▸ **Directive**
Among the entries below, count the lines where the string "entrepreneurs" occurs, and give only the number.

▸ **Material shown**
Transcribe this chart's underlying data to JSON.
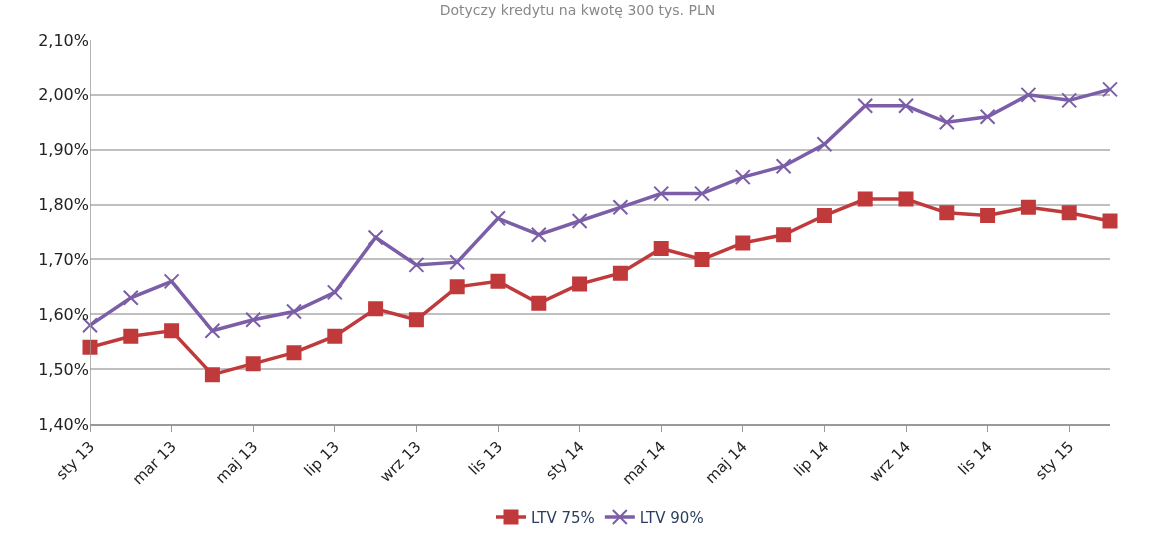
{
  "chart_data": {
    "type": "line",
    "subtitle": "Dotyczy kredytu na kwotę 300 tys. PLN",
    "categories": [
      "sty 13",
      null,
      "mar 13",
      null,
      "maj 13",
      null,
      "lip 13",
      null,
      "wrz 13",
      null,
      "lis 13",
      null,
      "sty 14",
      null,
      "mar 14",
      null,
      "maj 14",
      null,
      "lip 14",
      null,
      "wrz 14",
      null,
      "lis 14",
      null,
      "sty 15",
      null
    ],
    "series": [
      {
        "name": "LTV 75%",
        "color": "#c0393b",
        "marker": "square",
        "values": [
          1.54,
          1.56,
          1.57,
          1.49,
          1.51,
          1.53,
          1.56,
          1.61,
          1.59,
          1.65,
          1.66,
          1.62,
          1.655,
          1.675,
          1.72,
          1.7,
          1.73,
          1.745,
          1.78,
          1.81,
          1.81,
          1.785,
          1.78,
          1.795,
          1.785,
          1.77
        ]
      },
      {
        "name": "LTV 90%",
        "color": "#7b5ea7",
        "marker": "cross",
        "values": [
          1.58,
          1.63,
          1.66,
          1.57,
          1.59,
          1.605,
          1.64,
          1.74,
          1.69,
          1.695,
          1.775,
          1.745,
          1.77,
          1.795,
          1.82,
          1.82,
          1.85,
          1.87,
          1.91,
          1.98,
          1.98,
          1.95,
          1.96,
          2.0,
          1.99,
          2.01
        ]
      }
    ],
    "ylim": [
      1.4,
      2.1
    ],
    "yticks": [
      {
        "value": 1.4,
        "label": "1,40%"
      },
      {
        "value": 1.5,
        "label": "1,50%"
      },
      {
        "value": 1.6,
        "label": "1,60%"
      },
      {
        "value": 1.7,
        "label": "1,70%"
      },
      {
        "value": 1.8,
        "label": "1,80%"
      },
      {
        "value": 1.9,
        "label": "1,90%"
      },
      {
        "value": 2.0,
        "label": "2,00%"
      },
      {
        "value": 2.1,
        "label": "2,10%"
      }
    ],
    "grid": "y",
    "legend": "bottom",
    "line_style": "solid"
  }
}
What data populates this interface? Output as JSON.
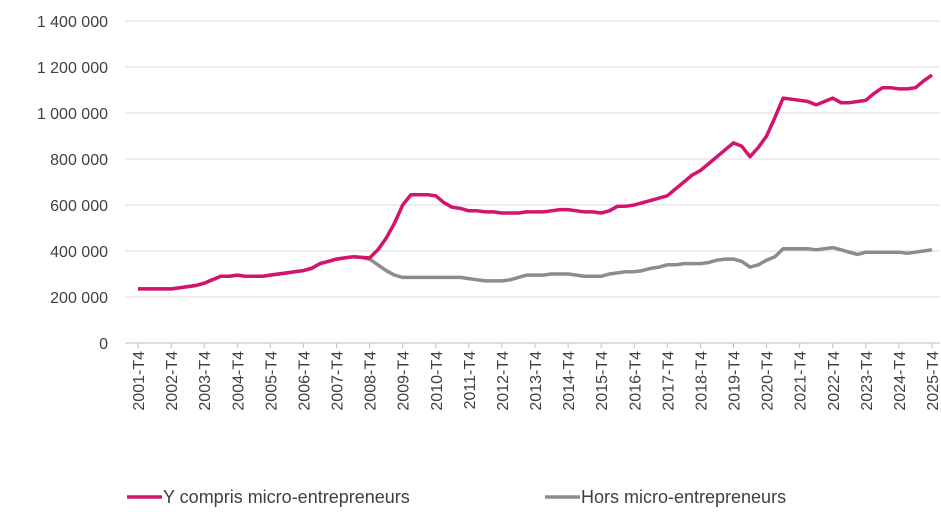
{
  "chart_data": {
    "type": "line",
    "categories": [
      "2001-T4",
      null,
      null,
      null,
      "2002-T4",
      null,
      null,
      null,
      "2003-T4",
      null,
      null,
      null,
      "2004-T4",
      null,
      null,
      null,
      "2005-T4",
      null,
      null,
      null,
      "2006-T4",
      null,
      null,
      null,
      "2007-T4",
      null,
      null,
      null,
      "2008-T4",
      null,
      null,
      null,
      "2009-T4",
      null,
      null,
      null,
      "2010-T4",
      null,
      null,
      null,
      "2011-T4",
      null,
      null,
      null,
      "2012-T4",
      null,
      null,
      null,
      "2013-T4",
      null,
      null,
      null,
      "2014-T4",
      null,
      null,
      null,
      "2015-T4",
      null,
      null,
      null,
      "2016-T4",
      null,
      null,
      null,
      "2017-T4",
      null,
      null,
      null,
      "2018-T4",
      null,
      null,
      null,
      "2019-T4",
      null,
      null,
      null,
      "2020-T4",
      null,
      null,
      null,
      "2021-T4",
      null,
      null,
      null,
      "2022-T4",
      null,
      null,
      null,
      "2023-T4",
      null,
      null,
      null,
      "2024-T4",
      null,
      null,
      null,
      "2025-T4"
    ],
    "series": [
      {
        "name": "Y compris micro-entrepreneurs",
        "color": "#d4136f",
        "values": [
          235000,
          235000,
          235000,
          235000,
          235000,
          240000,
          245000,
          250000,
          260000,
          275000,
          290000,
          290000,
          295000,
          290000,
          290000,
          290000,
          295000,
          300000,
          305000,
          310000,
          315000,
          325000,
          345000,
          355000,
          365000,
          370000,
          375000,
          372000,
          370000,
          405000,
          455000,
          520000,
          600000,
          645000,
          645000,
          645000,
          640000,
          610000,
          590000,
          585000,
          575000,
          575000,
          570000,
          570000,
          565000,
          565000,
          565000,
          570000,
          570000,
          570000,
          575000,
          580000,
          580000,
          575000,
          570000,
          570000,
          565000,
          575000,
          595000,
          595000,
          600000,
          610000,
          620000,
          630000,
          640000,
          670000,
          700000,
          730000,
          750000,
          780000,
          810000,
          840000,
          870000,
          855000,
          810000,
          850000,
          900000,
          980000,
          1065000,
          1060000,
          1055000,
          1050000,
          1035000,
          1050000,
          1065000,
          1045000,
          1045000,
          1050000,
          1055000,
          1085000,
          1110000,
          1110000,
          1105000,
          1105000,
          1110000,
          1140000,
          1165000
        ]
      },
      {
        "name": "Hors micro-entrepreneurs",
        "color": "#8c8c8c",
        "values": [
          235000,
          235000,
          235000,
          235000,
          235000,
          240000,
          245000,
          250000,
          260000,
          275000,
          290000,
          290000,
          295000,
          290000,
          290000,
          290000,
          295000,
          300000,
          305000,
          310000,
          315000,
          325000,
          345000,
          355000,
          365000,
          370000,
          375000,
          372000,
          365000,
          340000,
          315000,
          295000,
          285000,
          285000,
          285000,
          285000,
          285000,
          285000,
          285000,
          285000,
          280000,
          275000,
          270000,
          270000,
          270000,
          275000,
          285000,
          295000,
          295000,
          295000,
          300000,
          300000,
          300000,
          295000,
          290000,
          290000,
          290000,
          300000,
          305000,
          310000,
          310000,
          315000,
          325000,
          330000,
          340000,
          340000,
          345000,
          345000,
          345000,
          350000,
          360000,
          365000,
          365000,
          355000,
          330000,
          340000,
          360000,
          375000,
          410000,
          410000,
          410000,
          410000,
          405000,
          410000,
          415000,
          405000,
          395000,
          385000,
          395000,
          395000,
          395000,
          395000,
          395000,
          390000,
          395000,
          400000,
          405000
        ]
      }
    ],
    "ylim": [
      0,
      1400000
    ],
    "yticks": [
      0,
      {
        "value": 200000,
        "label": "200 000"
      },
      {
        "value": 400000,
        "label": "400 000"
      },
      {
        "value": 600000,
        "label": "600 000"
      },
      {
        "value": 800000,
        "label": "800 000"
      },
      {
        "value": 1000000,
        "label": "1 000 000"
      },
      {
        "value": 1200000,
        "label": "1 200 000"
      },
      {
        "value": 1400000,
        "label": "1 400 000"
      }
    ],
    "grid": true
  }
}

--

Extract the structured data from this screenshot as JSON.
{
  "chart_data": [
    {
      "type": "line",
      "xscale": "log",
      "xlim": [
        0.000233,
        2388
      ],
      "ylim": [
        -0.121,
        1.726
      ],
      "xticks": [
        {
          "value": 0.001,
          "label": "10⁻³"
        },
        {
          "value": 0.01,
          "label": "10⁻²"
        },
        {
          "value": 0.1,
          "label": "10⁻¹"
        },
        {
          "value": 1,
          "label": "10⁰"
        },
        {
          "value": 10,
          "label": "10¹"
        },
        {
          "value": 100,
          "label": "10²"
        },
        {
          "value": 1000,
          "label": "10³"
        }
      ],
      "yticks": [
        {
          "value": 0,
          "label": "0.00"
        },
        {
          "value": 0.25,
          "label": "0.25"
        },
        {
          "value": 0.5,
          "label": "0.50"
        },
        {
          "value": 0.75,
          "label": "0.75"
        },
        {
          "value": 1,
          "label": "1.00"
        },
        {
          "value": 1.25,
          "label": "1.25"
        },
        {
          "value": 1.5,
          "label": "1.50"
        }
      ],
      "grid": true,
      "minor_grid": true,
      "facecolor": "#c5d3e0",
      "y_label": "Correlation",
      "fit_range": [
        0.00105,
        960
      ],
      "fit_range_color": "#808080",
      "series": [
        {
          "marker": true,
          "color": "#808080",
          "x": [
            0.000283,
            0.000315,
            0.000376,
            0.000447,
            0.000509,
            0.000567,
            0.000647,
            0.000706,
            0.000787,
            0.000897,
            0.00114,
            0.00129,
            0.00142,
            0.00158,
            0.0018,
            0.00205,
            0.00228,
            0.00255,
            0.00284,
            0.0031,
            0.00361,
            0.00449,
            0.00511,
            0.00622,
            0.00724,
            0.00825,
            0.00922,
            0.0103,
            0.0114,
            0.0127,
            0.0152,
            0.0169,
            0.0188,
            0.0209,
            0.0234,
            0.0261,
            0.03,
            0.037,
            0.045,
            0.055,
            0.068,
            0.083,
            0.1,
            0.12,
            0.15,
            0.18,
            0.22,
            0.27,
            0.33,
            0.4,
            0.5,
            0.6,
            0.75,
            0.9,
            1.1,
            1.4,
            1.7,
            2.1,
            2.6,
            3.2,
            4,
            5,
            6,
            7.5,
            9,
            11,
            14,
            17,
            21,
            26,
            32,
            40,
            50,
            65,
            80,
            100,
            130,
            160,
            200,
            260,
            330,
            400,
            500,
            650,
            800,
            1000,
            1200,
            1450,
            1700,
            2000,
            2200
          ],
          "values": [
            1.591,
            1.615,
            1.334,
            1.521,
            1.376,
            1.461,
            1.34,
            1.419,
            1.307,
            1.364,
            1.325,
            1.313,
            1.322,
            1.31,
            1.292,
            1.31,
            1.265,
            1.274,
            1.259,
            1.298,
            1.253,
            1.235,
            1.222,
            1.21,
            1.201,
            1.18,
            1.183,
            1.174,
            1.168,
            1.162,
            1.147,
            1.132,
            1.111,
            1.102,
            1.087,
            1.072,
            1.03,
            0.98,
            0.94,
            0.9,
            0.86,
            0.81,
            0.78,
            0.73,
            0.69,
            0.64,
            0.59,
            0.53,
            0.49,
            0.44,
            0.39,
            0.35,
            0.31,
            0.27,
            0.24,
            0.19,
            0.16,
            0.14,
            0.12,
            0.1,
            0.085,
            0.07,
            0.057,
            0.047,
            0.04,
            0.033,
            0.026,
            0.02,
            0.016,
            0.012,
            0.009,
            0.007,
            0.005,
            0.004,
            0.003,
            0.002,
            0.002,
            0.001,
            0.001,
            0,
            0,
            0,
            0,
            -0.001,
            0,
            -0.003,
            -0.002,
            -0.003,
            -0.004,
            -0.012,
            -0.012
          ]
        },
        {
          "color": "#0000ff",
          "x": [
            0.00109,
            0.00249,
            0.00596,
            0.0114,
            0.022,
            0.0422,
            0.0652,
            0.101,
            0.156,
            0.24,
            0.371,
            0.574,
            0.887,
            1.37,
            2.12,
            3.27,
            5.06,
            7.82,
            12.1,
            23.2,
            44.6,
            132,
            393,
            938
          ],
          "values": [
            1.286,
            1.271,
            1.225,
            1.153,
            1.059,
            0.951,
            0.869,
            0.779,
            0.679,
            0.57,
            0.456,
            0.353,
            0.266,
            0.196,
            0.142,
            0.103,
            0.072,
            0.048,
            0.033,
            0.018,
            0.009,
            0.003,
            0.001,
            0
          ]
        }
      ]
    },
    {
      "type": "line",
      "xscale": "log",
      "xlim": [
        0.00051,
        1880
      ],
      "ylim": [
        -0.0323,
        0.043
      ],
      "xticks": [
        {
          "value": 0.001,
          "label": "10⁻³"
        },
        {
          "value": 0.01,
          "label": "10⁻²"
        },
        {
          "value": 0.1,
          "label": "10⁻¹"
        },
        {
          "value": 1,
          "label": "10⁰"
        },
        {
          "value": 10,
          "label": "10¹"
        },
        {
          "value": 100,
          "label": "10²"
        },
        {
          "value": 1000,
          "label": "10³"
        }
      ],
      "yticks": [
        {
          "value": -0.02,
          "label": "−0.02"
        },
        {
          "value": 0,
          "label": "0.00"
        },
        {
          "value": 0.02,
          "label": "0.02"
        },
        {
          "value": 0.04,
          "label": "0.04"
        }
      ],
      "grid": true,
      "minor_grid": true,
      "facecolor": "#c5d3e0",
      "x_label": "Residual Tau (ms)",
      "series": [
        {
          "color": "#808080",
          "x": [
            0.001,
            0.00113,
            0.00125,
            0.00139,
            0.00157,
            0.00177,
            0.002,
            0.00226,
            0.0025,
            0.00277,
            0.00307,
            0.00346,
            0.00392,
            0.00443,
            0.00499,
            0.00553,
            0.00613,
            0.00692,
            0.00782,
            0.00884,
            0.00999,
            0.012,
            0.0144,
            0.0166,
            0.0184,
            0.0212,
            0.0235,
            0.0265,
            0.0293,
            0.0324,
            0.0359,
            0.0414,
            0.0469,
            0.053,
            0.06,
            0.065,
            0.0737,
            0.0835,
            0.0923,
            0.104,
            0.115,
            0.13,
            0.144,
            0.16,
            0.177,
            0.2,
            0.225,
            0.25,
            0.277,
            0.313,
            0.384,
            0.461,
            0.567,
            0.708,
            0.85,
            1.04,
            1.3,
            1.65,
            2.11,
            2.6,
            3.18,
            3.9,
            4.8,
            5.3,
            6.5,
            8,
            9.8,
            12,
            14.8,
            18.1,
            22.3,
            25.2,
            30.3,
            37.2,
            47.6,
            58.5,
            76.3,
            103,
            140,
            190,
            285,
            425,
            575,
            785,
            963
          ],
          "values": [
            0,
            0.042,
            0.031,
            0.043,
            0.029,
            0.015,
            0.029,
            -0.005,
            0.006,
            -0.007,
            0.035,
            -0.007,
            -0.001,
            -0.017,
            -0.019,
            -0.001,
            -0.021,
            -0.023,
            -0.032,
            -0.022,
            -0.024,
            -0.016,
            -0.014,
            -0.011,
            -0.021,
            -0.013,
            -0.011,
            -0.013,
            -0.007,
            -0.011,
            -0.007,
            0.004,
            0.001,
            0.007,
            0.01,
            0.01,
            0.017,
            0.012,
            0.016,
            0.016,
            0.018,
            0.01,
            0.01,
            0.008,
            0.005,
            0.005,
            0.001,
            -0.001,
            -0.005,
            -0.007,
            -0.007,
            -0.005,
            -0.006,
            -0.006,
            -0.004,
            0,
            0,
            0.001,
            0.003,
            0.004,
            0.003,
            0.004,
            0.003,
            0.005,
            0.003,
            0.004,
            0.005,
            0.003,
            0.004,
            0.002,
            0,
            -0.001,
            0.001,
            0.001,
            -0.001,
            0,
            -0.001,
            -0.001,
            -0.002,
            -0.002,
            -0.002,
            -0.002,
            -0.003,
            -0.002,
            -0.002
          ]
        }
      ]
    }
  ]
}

...

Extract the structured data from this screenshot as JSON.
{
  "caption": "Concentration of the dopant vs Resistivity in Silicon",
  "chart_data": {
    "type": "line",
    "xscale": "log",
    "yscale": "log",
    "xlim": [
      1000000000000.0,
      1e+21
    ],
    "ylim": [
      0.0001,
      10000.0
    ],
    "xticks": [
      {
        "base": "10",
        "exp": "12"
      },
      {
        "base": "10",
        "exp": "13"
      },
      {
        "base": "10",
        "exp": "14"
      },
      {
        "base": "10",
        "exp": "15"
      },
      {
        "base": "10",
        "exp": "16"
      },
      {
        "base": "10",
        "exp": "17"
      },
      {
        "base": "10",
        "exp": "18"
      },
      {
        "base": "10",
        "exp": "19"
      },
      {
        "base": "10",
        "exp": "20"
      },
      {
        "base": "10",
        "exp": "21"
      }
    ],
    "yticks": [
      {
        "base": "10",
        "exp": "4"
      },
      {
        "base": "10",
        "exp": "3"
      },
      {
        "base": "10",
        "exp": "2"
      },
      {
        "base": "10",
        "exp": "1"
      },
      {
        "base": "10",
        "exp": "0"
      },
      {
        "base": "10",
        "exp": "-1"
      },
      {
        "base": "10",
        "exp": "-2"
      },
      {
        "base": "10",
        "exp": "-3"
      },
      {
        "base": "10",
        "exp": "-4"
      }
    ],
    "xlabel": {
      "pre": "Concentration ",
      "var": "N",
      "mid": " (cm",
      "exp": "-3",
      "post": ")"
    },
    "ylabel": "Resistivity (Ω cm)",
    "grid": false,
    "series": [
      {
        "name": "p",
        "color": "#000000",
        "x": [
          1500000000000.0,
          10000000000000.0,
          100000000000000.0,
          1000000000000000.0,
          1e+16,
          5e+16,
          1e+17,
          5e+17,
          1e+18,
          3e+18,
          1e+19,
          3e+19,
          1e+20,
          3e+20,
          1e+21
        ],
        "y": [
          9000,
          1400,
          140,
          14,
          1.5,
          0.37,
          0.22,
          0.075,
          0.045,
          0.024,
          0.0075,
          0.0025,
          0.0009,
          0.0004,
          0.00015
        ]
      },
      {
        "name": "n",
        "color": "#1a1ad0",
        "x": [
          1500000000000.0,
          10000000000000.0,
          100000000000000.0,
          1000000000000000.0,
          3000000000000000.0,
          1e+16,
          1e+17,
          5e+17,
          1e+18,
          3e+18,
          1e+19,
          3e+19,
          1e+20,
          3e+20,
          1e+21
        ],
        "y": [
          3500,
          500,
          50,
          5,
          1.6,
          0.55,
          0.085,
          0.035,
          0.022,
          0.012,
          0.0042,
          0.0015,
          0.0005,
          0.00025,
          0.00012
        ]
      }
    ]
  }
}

▸ **Exercise answer**
2